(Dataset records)
_ _ _ _ _
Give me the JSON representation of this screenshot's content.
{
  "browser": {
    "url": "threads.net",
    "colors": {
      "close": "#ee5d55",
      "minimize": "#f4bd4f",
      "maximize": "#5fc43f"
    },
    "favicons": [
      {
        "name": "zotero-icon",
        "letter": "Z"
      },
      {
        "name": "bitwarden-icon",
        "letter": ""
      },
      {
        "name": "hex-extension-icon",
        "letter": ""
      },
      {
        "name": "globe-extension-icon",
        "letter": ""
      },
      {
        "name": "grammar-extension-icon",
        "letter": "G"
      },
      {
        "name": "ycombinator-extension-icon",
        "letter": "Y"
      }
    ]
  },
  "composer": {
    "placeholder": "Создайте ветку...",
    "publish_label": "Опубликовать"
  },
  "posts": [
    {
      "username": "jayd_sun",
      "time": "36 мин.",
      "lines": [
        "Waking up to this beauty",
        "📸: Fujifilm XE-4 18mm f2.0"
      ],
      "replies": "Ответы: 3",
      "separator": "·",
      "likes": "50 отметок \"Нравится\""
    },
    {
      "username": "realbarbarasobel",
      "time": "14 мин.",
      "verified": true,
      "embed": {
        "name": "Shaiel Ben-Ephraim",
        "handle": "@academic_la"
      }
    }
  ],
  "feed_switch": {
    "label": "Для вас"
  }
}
_ _ _ _ _
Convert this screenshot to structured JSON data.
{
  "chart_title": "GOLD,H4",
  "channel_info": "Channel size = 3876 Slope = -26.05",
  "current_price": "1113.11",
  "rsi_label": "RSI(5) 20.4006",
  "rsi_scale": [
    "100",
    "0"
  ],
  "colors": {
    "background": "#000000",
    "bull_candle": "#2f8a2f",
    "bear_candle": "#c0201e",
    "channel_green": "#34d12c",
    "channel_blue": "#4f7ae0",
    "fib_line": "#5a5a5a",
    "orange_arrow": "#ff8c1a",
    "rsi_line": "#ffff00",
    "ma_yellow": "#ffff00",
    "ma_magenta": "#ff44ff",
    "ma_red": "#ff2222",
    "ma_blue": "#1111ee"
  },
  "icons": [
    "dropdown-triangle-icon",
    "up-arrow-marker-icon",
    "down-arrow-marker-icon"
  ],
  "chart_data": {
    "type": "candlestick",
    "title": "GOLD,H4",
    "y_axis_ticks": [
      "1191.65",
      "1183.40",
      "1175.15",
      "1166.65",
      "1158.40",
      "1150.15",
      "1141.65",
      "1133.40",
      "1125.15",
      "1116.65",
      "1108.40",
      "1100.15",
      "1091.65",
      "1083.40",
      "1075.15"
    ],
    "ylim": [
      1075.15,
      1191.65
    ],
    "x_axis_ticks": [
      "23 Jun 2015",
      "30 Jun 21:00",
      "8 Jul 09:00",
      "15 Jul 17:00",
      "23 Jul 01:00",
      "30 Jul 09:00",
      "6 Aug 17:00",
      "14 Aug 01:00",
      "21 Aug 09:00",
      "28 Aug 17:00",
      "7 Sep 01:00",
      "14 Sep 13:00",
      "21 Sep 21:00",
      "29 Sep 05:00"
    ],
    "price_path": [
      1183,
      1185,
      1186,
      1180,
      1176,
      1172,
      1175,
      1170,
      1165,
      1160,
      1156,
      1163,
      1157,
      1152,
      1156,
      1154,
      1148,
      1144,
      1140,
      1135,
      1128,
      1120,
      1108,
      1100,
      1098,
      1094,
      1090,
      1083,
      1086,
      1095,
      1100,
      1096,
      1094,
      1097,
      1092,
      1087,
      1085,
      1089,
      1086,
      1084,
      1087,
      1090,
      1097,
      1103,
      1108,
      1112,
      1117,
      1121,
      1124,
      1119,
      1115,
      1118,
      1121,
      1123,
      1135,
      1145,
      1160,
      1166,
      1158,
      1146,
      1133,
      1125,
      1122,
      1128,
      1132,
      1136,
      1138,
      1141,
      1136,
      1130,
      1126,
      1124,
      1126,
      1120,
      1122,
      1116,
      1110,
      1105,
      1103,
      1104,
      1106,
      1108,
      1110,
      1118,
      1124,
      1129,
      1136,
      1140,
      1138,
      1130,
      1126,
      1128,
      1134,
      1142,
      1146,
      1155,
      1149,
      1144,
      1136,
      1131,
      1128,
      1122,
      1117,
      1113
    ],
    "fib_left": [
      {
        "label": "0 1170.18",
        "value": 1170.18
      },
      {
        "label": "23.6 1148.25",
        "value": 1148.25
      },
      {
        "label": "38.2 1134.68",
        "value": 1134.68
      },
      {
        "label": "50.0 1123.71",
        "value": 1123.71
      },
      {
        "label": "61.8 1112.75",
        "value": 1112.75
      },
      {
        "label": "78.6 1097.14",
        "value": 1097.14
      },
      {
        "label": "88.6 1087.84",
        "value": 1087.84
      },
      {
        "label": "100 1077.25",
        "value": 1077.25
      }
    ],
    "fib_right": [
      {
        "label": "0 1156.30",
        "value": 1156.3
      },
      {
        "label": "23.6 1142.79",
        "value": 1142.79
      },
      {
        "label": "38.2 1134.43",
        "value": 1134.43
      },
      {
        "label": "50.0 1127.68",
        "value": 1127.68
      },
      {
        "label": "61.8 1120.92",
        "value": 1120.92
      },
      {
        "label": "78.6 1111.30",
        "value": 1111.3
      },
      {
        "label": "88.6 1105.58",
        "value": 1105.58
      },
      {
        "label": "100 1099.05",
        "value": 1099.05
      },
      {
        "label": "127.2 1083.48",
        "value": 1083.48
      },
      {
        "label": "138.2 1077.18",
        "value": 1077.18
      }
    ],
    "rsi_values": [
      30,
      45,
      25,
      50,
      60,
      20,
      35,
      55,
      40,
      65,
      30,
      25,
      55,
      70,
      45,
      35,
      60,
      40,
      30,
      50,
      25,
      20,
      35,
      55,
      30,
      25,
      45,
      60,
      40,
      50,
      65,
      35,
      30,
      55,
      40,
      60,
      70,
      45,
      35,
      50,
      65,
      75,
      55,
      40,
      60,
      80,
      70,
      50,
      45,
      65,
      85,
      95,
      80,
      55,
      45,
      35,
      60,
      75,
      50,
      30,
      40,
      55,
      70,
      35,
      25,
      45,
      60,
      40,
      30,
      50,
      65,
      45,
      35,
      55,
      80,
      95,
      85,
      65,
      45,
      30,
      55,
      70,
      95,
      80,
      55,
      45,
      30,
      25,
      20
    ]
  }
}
_ _ _ _ _
Pull out every line holding "JSON" from the records above, and copy it.

Give me the JSON representation of this screenshot's content.
Convert this screenshot to structured JSON data.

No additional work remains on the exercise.